[Box coordinate listings]
+--

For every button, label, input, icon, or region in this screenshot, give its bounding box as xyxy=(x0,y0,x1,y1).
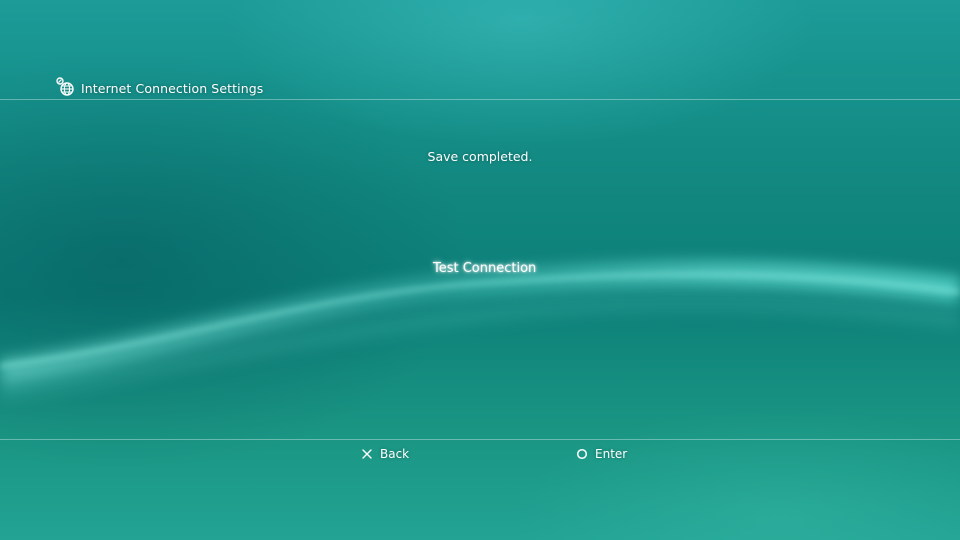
back-button[interactable]: Back xyxy=(361,445,409,463)
page-header: Internet Connection Settings xyxy=(54,76,263,98)
header-divider xyxy=(0,99,960,100)
page-title: Internet Connection Settings xyxy=(81,80,264,96)
status-message: Save completed. xyxy=(427,149,533,164)
back-label: Back xyxy=(380,447,410,461)
cross-button-icon xyxy=(361,448,373,460)
network-settings-icon xyxy=(54,76,76,98)
test-connection-option[interactable]: Test Connection xyxy=(433,261,536,276)
enter-label: Enter xyxy=(595,447,628,461)
footer-divider xyxy=(0,439,960,440)
circle-button-icon xyxy=(576,448,588,460)
enter-button[interactable]: Enter xyxy=(576,445,627,463)
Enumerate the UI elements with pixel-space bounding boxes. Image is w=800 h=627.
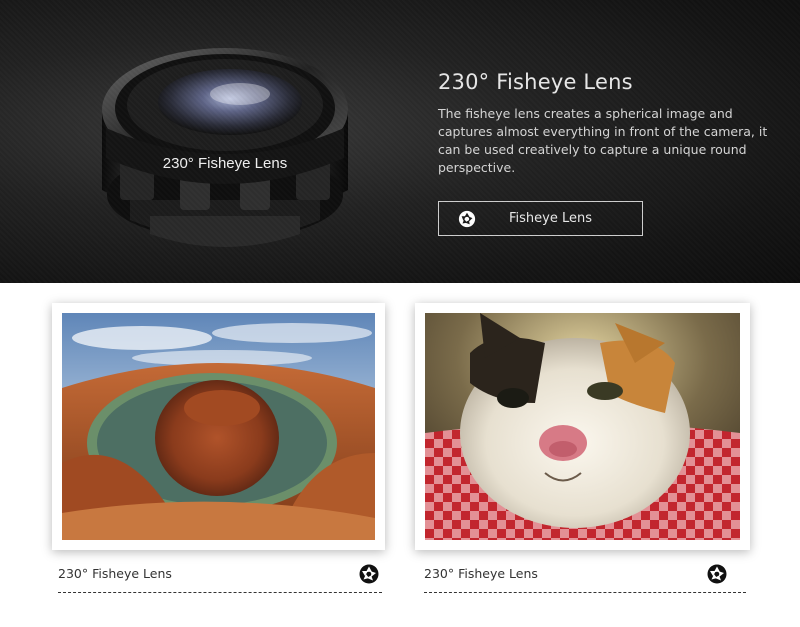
hero-title: 230° Fisheye Lens bbox=[438, 70, 633, 94]
gallery-caption-cat: 230° Fisheye Lens bbox=[424, 566, 538, 581]
hero-banner: 230° Fisheye Lens 230° Fisheye Lens The … bbox=[0, 0, 800, 283]
aperture-icon[interactable] bbox=[707, 564, 727, 584]
hero-description: The fisheye lens creates a spherical ima… bbox=[438, 106, 768, 175]
canyon-fisheye-photo bbox=[62, 313, 375, 540]
lens-engraving-text: 230° Fisheye Lens bbox=[163, 155, 287, 172]
fisheye-lens-button[interactable]: Fisheye Lens bbox=[438, 201, 643, 236]
caption-divider bbox=[58, 592, 382, 593]
aperture-icon bbox=[458, 210, 476, 228]
gallery-card-canyon[interactable] bbox=[52, 303, 385, 550]
cat-fisheye-photo bbox=[425, 313, 740, 540]
gallery-card-cat[interactable] bbox=[415, 303, 750, 550]
fisheye-lens-image: 230° Fisheye Lens bbox=[90, 20, 360, 260]
gallery-caption-canyon: 230° Fisheye Lens bbox=[58, 566, 172, 581]
caption-divider bbox=[424, 592, 746, 593]
aperture-icon[interactable] bbox=[359, 564, 379, 584]
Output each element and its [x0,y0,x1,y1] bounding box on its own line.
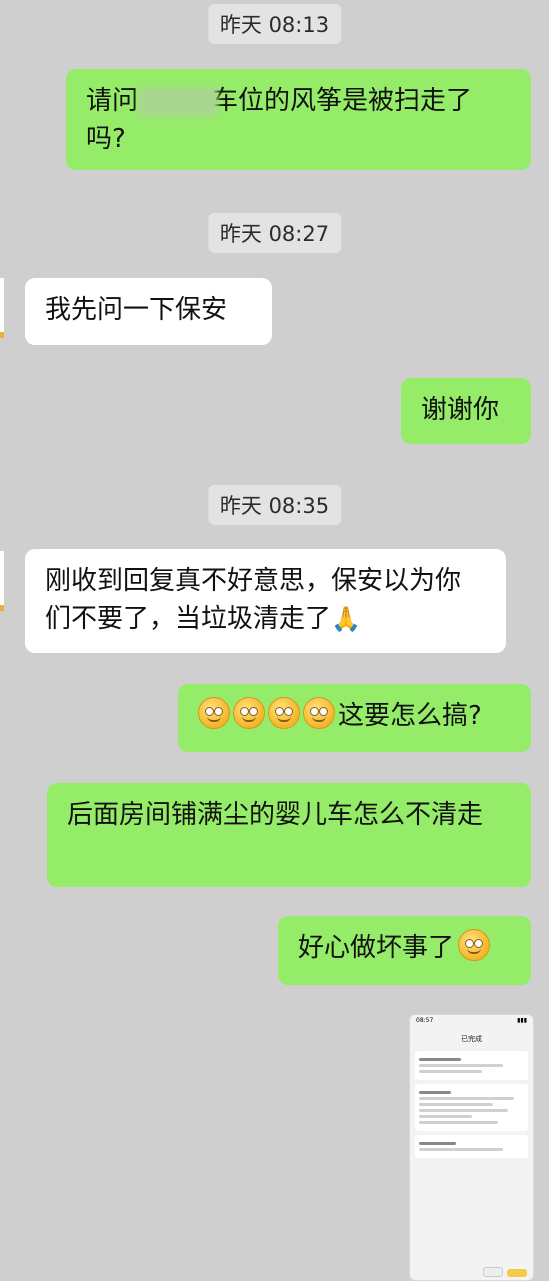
message-text: 这要怎么搞? [338,701,482,731]
message-text: 请问 [86,86,139,116]
thumbnail-button [507,1269,527,1277]
message-bubble-incoming[interactable]: 我先问一下保安 [25,278,272,345]
timestamp: 昨天 08:35 [207,485,342,525]
thumbnail-title: 已完成 [461,1035,482,1043]
image-message-thumbnail[interactable]: 08:57 ▮▮▮ 已完成 [409,1014,534,1281]
signal-icon: ▮▮▮ [517,1017,527,1024]
message-text: 后面房间铺满尘的婴儿车怎么不清走 [67,800,484,830]
message-bubble-outgoing[interactable]: 请问 车位的风筝是被扫走了吗? [66,69,531,170]
thumbnail-time: 08:57 [416,1017,434,1024]
smiling-face-icon [268,697,300,729]
avatar-edge[interactable] [0,278,4,333]
smiling-face-icon [233,697,265,729]
thumbnail-status-bar: 08:57 ▮▮▮ [410,1015,533,1031]
message-bubble-outgoing[interactable]: 这要怎么搞? [178,684,531,752]
smiling-face-icon [458,929,491,961]
smiling-face-icon [198,697,230,729]
smiling-face-icon [303,697,335,729]
message-bubble-outgoing[interactable]: 后面房间铺满尘的婴儿车怎么不清走 [47,783,531,887]
thumbnail-card [415,1135,528,1158]
message-text: 我先问一下保安 [45,295,228,325]
timestamp: 昨天 08:27 [207,213,342,253]
message-bubble-outgoing[interactable]: 好心做坏事了 [278,916,531,985]
thumbnail-card [415,1084,528,1131]
redacted-text [138,86,219,117]
timestamp: 昨天 08:13 [207,4,342,44]
message-bubble-incoming[interactable]: 刚收到回复真不好意思，保安以为你们不要了，当垃圾清走了🙏 [25,549,506,653]
thumbnail-button [483,1267,503,1277]
thumbnail-card [415,1051,528,1080]
pinched-hand-icon: 🙏 [331,605,361,633]
message-text: 刚收到回复真不好意思，保安以为你们不要了，当垃圾清走了 [45,566,462,634]
avatar-edge-accent [0,605,4,611]
message-text: 好心做坏事了 [298,933,455,963]
avatar-edge-accent [0,332,4,338]
message-text: 谢谢你 [421,395,500,425]
avatar-edge[interactable] [0,551,4,606]
message-bubble-outgoing[interactable]: 谢谢你 [401,378,531,444]
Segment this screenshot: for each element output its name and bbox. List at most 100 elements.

+--

*Stated task*
Return every line of the records that contains the string "divider".

*Written reply*
header-divider xyxy=(0,99,960,100)
footer-divider xyxy=(0,439,960,440)
caption-divider bbox=[58, 592, 382, 593]
caption-divider bbox=[424, 592, 746, 593]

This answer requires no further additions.